[START]

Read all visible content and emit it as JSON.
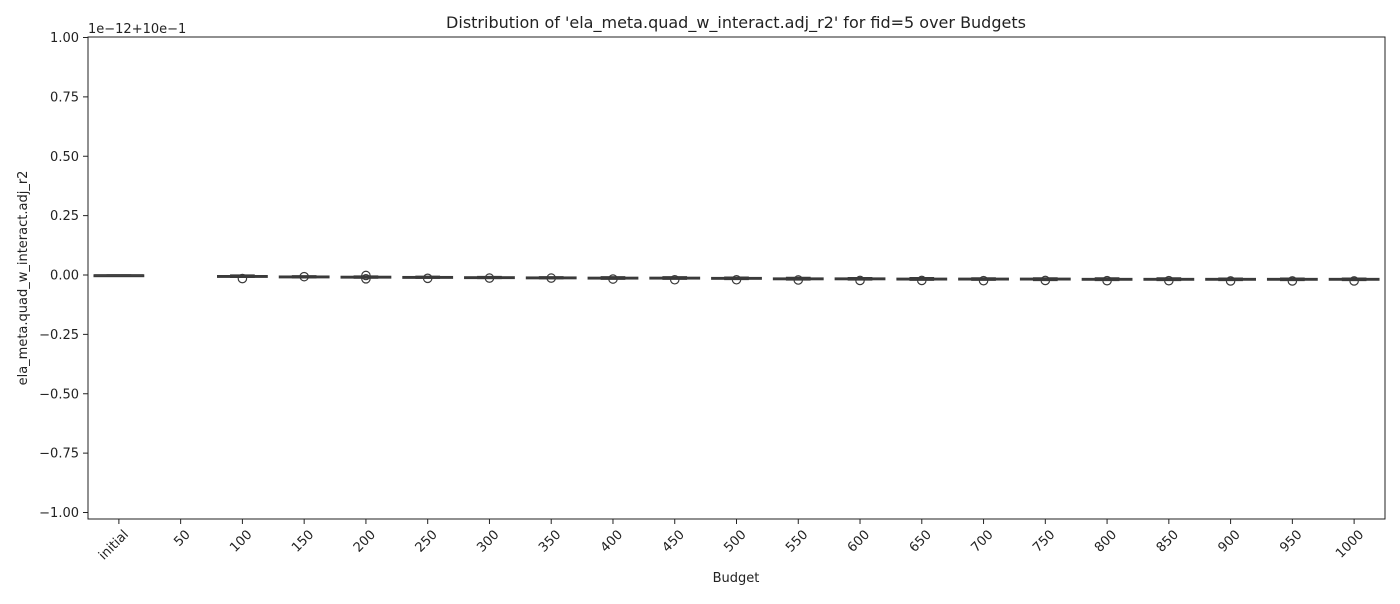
{
  "chart_data": {
    "type": "box",
    "title": "Distribution of 'ela_meta.quad_w_interact.adj_r2' for fid=5 over Budgets",
    "xlabel": "Budget",
    "ylabel": "ela_meta.quad_w_interact.adj_r2",
    "offset_label": "1e−12+10e−1",
    "ylim": [
      -1.0,
      1.0
    ],
    "ytick_values": [
      -1.0,
      -0.75,
      -0.5,
      -0.25,
      0.0,
      0.25,
      0.5,
      0.75,
      1.0
    ],
    "ytick_labels": [
      "−1.00",
      "−0.75",
      "−0.50",
      "−0.25",
      "0.00",
      "0.25",
      "0.50",
      "0.75",
      "1.00"
    ],
    "categories": [
      "initial",
      "50",
      "100",
      "150",
      "200",
      "250",
      "300",
      "350",
      "400",
      "450",
      "500",
      "550",
      "600",
      "650",
      "700",
      "750",
      "800",
      "850",
      "900",
      "950",
      "1000"
    ],
    "grid": false,
    "box_color": "#3a3a3a",
    "boxes": [
      {
        "category": "initial",
        "min": 0.0,
        "q1": 0.0,
        "median": 0.0,
        "q3": 0.0,
        "max": 0.0,
        "outliers": []
      },
      null,
      {
        "category": "100",
        "min": -0.01,
        "q1": -0.008,
        "median": -0.005,
        "q3": -0.003,
        "max": 0.0,
        "outliers": [
          -0.015
        ]
      },
      {
        "category": "150",
        "min": -0.012,
        "q1": -0.009,
        "median": -0.007,
        "q3": -0.005,
        "max": -0.003,
        "outliers": [
          -0.007
        ]
      },
      {
        "category": "200",
        "min": -0.013,
        "q1": -0.01,
        "median": -0.008,
        "q3": -0.006,
        "max": -0.004,
        "outliers": [
          -0.002,
          -0.016
        ]
      },
      {
        "category": "250",
        "min": -0.014,
        "q1": -0.011,
        "median": -0.009,
        "q3": -0.007,
        "max": -0.005,
        "outliers": [
          -0.014
        ]
      },
      {
        "category": "300",
        "min": -0.015,
        "q1": -0.012,
        "median": -0.01,
        "q3": -0.008,
        "max": -0.006,
        "outliers": [
          -0.013
        ]
      },
      {
        "category": "350",
        "min": -0.016,
        "q1": -0.013,
        "median": -0.011,
        "q3": -0.009,
        "max": -0.007,
        "outliers": [
          -0.013
        ]
      },
      {
        "category": "400",
        "min": -0.018,
        "q1": -0.014,
        "median": -0.012,
        "q3": -0.01,
        "max": -0.007,
        "outliers": [
          -0.017
        ]
      },
      {
        "category": "450",
        "min": -0.018,
        "q1": -0.015,
        "median": -0.013,
        "q3": -0.01,
        "max": -0.007,
        "outliers": [
          -0.02
        ]
      },
      {
        "category": "500",
        "min": -0.019,
        "q1": -0.016,
        "median": -0.014,
        "q3": -0.011,
        "max": -0.009,
        "outliers": [
          -0.02
        ]
      },
      {
        "category": "550",
        "min": -0.021,
        "q1": -0.018,
        "median": -0.016,
        "q3": -0.013,
        "max": -0.01,
        "outliers": [
          -0.021
        ]
      },
      {
        "category": "600",
        "min": -0.021,
        "q1": -0.018,
        "median": -0.016,
        "q3": -0.013,
        "max": -0.011,
        "outliers": [
          -0.023
        ]
      },
      {
        "category": "650",
        "min": -0.022,
        "q1": -0.019,
        "median": -0.017,
        "q3": -0.014,
        "max": -0.011,
        "outliers": [
          -0.023
        ]
      },
      {
        "category": "700",
        "min": -0.022,
        "q1": -0.019,
        "median": -0.017,
        "q3": -0.014,
        "max": -0.012,
        "outliers": [
          -0.024
        ]
      },
      {
        "category": "750",
        "min": -0.023,
        "q1": -0.02,
        "median": -0.017,
        "q3": -0.014,
        "max": -0.012,
        "outliers": [
          -0.023
        ]
      },
      {
        "category": "800",
        "min": -0.023,
        "q1": -0.02,
        "median": -0.017,
        "q3": -0.015,
        "max": -0.012,
        "outliers": [
          -0.024
        ]
      },
      {
        "category": "850",
        "min": -0.023,
        "q1": -0.02,
        "median": -0.018,
        "q3": -0.015,
        "max": -0.012,
        "outliers": [
          -0.024
        ]
      },
      {
        "category": "900",
        "min": -0.023,
        "q1": -0.02,
        "median": -0.018,
        "q3": -0.015,
        "max": -0.013,
        "outliers": [
          -0.025
        ]
      },
      {
        "category": "950",
        "min": -0.023,
        "q1": -0.02,
        "median": -0.018,
        "q3": -0.015,
        "max": -0.013,
        "outliers": [
          -0.025
        ]
      },
      {
        "category": "1000",
        "min": -0.023,
        "q1": -0.02,
        "median": -0.018,
        "q3": -0.015,
        "max": -0.013,
        "outliers": [
          -0.025
        ]
      }
    ]
  }
}
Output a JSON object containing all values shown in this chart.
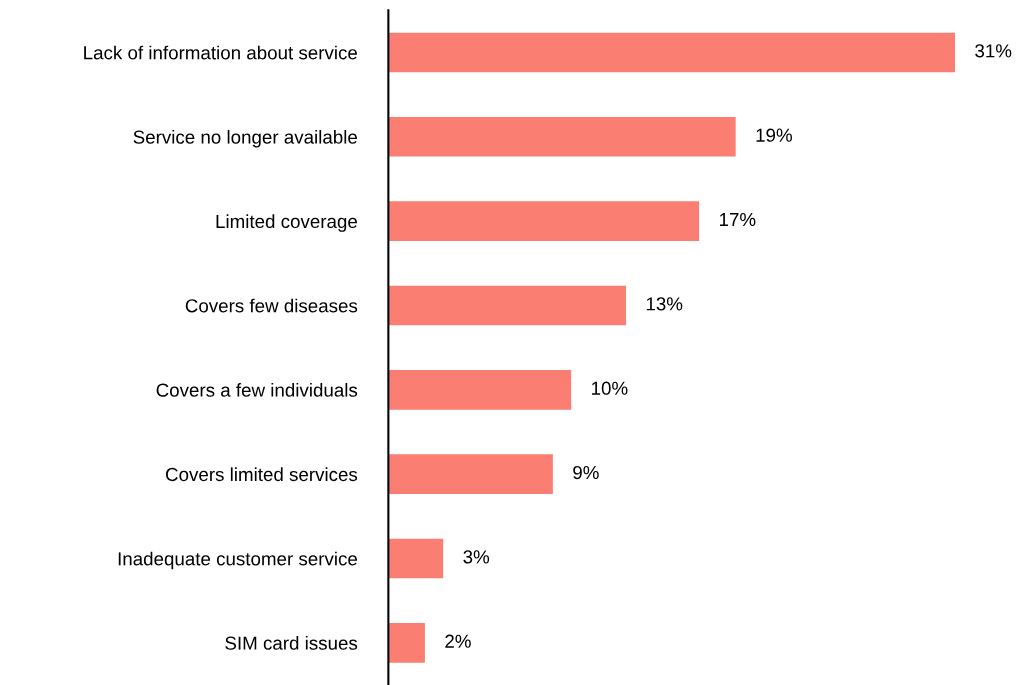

[END]

Repeat the full listing above exactly, with no pictures in the copy.

Read all visible content and emit it as JSON.
{
  "chart_data": {
    "type": "box",
    "title": "Distribution of 'ela_meta.quad_w_interact.adj_r2' for fid=5 over Budgets",
    "xlabel": "Budget",
    "ylabel": "ela_meta.quad_w_interact.adj_r2",
    "offset_label": "1e−12+10e−1",
    "ylim": [
      -1.0,
      1.0
    ],
    "ytick_values": [
      -1.0,
      -0.75,
      -0.5,
      -0.25,
      0.0,
      0.25,
      0.5,
      0.75,
      1.0
    ],
    "ytick_labels": [
      "−1.00",
      "−0.75",
      "−0.50",
      "−0.25",
      "0.00",
      "0.25",
      "0.50",
      "0.75",
      "1.00"
    ],
    "categories": [
      "initial",
      "50",
      "100",
      "150",
      "200",
      "250",
      "300",
      "350",
      "400",
      "450",
      "500",
      "550",
      "600",
      "650",
      "700",
      "750",
      "800",
      "850",
      "900",
      "950",
      "1000"
    ],
    "grid": false,
    "box_color": "#3a3a3a",
    "boxes": [
      {
        "category": "initial",
        "min": 0.0,
        "q1": 0.0,
        "median": 0.0,
        "q3": 0.0,
        "max": 0.0,
        "outliers": []
      },
      null,
      {
        "category": "100",
        "min": -0.01,
        "q1": -0.008,
        "median": -0.005,
        "q3": -0.003,
        "max": 0.0,
        "outliers": [
          -0.015
        ]
      },
      {
        "category": "150",
        "min": -0.012,
        "q1": -0.009,
        "median": -0.007,
        "q3": -0.005,
        "max": -0.003,
        "outliers": [
          -0.007
        ]
      },
      {
        "category": "200",
        "min": -0.013,
        "q1": -0.01,
        "median": -0.008,
        "q3": -0.006,
        "max": -0.004,
        "outliers": [
          -0.002,
          -0.016
        ]
      },
      {
        "category": "250",
        "min": -0.014,
        "q1": -0.011,
        "median": -0.009,
        "q3": -0.007,
        "max": -0.005,
        "outliers": [
          -0.014
        ]
      },
      {
        "category": "300",
        "min": -0.015,
        "q1": -0.012,
        "median": -0.01,
        "q3": -0.008,
        "max": -0.006,
        "outliers": [
          -0.013
        ]
      },
      {
        "category": "350",
        "min": -0.016,
        "q1": -0.013,
        "median": -0.011,
        "q3": -0.009,
        "max": -0.007,
        "outliers": [
          -0.013
        ]
      },
      {
        "category": "400",
        "min": -0.018,
        "q1": -0.014,
        "median": -0.012,
        "q3": -0.01,
        "max": -0.007,
        "outliers": [
          -0.017
        ]
      },
      {
        "category": "450",
        "min": -0.018,
        "q1": -0.015,
        "median": -0.013,
        "q3": -0.01,
        "max": -0.007,
        "outliers": [
          -0.02
        ]
      },
      {
        "category": "500",
        "min": -0.019,
        "q1": -0.016,
        "median": -0.014,
        "q3": -0.011,
        "max": -0.009,
        "outliers": [
          -0.02
        ]
      },
      {
        "category": "550",
        "min": -0.021,
        "q1": -0.018,
        "median": -0.016,
        "q3": -0.013,
        "max": -0.01,
        "outliers": [
          -0.021
        ]
      },
      {
        "category": "600",
        "min": -0.021,
        "q1": -0.018,
        "median": -0.016,
        "q3": -0.013,
        "max": -0.011,
        "outliers": [
          -0.023
        ]
      },
      {
        "category": "650",
        "min": -0.022,
        "q1": -0.019,
        "median": -0.017,
        "q3": -0.014,
        "max": -0.011,
        "outliers": [
          -0.023
        ]
      },
      {
        "category": "700",
        "min": -0.022,
        "q1": -0.019,
        "median": -0.017,
        "q3": -0.014,
        "max": -0.012,
        "outliers": [
          -0.024
        ]
      },
      {
        "category": "750",
        "min": -0.023,
        "q1": -0.02,
        "median": -0.017,
        "q3": -0.014,
        "max": -0.012,
        "outliers": [
          -0.023
        ]
      },
      {
        "category": "800",
        "min": -0.023,
        "q1": -0.02,
        "median": -0.017,
        "q3": -0.015,
        "max": -0.012,
        "outliers": [
          -0.024
        ]
      },
      {
        "category": "850",
        "min": -0.023,
        "q1": -0.02,
        "median": -0.018,
        "q3": -0.015,
        "max": -0.012,
        "outliers": [
          -0.024
        ]
      },
      {
        "category": "900",
        "min": -0.023,
        "q1": -0.02,
        "median": -0.018,
        "q3": -0.015,
        "max": -0.013,
        "outliers": [
          -0.025
        ]
      },
      {
        "category": "950",
        "min": -0.023,
        "q1": -0.02,
        "median": -0.018,
        "q3": -0.015,
        "max": -0.013,
        "outliers": [
          -0.025
        ]
      },
      {
        "category": "1000",
        "min": -0.023,
        "q1": -0.02,
        "median": -0.018,
        "q3": -0.015,
        "max": -0.013,
        "outliers": [
          -0.025
        ]
      }
    ]
  }
}
Output a JSON object containing all values shown in this chart.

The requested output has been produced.